Job
Repeat each entry as written and leave the images out of the copy.
## start Data records
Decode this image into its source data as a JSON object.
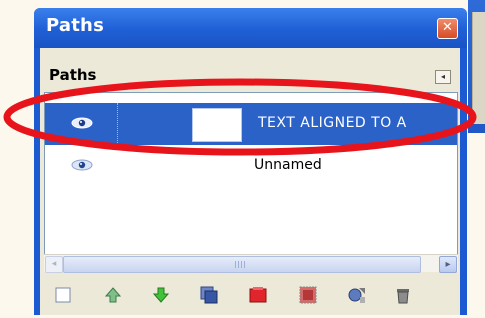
{
  "window": {
    "title": "Paths",
    "close_label": "✕"
  },
  "tab": {
    "label": "Paths",
    "menu_glyph": "◂"
  },
  "paths": [
    {
      "label": "TEXT ALIGNED TO A",
      "visible": true,
      "selected": true,
      "icon": "eye-icon"
    },
    {
      "label": "Unnamed",
      "visible": true,
      "selected": false,
      "icon": "eye-icon"
    }
  ],
  "scrollbar": {
    "left_glyph": "◂",
    "right_glyph": "▸"
  },
  "toolbar": [
    {
      "name": "new-path-button",
      "icon": "new-path-icon"
    },
    {
      "name": "raise-path-button",
      "icon": "raise-arrow-icon"
    },
    {
      "name": "lower-path-button",
      "icon": "lower-arrow-icon"
    },
    {
      "name": "duplicate-path-button",
      "icon": "duplicate-path-icon"
    },
    {
      "name": "path-to-selection-button",
      "icon": "path-to-selection-icon"
    },
    {
      "name": "selection-to-path-button",
      "icon": "selection-to-path-icon"
    },
    {
      "name": "paint-along-path-button",
      "icon": "paint-along-path-icon"
    },
    {
      "name": "delete-path-button",
      "icon": "trash-icon"
    }
  ],
  "colors": {
    "titlebar": "#1f5fd6",
    "selection": "#2b62c8",
    "annotation": "#e8141c",
    "panel": "#ece9d8"
  }
}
## end Data records
Response
Decode this image into its source data as a JSON object.
{
  "window": {
    "title": "Paths",
    "close_label": "✕"
  },
  "tab": {
    "label": "Paths",
    "menu_glyph": "◂"
  },
  "paths": [
    {
      "label": "TEXT ALIGNED TO A",
      "visible": true,
      "selected": true,
      "icon": "eye-icon"
    },
    {
      "label": "Unnamed",
      "visible": true,
      "selected": false,
      "icon": "eye-icon"
    }
  ],
  "scrollbar": {
    "left_glyph": "◂",
    "right_glyph": "▸"
  },
  "toolbar": [
    {
      "name": "new-path-button",
      "icon": "new-path-icon"
    },
    {
      "name": "raise-path-button",
      "icon": "raise-arrow-icon"
    },
    {
      "name": "lower-path-button",
      "icon": "lower-arrow-icon"
    },
    {
      "name": "duplicate-path-button",
      "icon": "duplicate-path-icon"
    },
    {
      "name": "path-to-selection-button",
      "icon": "path-to-selection-icon"
    },
    {
      "name": "selection-to-path-button",
      "icon": "selection-to-path-icon"
    },
    {
      "name": "paint-along-path-button",
      "icon": "paint-along-path-icon"
    },
    {
      "name": "delete-path-button",
      "icon": "trash-icon"
    }
  ],
  "colors": {
    "titlebar": "#1f5fd6",
    "selection": "#2b62c8",
    "annotation": "#e8141c",
    "panel": "#ece9d8"
  }
}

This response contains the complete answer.